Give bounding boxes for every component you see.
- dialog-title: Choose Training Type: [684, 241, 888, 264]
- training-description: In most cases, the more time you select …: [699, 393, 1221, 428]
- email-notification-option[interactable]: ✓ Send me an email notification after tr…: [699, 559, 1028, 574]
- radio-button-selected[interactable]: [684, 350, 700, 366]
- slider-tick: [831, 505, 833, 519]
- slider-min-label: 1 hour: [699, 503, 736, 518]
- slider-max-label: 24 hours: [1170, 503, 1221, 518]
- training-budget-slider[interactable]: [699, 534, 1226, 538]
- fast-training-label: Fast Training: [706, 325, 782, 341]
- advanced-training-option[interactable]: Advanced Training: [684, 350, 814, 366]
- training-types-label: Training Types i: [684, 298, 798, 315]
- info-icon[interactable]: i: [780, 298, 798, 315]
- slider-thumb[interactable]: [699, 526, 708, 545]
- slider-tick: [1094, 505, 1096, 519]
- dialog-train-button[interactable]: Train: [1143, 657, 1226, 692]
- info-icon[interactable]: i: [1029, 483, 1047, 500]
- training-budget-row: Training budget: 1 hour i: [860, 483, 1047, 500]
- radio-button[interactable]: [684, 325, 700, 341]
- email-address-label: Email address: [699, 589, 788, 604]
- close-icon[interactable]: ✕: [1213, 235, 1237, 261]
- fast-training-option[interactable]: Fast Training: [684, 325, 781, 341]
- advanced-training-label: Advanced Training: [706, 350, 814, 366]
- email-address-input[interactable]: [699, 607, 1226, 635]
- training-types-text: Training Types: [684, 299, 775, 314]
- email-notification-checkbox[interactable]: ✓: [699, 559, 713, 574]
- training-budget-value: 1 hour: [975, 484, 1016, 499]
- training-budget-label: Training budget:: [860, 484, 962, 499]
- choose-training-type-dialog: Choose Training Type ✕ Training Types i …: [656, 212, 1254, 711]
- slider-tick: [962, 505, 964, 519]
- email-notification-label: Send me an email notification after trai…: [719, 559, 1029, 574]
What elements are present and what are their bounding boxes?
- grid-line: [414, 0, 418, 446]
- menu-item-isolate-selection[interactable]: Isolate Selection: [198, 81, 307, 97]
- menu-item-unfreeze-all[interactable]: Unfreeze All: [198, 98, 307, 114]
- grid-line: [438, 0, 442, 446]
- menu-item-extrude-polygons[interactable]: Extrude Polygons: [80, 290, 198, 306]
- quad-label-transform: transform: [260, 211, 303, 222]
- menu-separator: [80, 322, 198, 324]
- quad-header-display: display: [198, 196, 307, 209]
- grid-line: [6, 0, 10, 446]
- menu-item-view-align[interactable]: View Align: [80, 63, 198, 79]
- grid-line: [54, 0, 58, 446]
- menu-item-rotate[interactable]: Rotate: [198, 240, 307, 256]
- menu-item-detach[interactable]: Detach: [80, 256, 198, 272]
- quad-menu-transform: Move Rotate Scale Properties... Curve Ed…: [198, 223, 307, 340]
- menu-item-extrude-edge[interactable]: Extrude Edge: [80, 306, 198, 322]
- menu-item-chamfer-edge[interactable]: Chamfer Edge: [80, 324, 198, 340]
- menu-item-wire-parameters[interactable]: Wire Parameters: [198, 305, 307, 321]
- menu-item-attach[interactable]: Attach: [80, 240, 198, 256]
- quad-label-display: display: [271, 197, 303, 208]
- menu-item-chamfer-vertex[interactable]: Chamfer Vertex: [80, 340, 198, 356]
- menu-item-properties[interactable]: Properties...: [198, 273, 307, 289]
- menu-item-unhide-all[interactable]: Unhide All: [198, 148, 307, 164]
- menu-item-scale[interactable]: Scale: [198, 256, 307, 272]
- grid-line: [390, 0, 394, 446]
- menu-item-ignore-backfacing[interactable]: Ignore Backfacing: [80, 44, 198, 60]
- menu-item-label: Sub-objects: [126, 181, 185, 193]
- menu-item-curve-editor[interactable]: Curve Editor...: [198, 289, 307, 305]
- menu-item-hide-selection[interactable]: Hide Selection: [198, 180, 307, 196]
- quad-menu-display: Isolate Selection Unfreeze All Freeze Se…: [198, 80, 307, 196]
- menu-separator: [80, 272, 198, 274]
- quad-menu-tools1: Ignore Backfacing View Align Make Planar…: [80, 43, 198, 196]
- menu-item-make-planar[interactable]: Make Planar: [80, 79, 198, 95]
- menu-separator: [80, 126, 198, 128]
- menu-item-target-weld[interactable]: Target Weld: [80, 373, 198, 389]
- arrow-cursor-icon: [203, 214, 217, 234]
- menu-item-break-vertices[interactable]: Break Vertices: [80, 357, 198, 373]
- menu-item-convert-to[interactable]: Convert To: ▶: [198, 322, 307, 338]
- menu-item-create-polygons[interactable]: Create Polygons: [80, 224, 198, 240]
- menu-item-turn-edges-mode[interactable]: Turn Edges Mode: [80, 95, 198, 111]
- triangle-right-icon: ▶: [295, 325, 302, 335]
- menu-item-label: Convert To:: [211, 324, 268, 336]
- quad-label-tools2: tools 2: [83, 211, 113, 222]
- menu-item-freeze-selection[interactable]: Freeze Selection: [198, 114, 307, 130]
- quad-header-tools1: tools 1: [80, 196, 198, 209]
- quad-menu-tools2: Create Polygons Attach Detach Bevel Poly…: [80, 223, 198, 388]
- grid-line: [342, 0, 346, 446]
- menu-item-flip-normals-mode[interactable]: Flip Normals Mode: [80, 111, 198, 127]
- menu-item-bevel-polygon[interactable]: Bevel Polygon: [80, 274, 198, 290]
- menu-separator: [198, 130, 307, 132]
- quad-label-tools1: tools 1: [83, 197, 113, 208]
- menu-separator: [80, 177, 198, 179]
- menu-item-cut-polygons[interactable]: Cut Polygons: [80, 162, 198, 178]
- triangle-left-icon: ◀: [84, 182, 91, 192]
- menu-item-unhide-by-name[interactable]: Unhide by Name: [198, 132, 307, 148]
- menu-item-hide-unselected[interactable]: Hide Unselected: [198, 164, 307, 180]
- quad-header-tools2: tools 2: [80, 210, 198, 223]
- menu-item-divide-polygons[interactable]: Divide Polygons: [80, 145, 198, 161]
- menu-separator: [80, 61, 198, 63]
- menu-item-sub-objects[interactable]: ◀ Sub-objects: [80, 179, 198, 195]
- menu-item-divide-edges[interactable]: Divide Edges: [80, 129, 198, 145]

* * * * *

▸ **Stated exercise**
Copy the records above verbatim, starting at their first line and ending with the line that contains "- advanced-training-option[interactable]: Advanced", including both of those lines.

▸ **Output of the exercise**
Give bounding boxes for every component you see.
- dialog-title: Choose Training Type: [684, 241, 888, 264]
- training-description: In most cases, the more time you select …: [699, 393, 1221, 428]
- email-notification-option[interactable]: ✓ Send me an email notification after tr…: [699, 559, 1028, 574]
- radio-button-selected[interactable]: [684, 350, 700, 366]
- slider-tick: [831, 505, 833, 519]
- slider-min-label: 1 hour: [699, 503, 736, 518]
- slider-max-label: 24 hours: [1170, 503, 1221, 518]
- training-budget-slider[interactable]: [699, 534, 1226, 538]
- fast-training-label: Fast Training: [706, 325, 782, 341]
- advanced-training-option[interactable]: Advanced Training: [684, 350, 814, 366]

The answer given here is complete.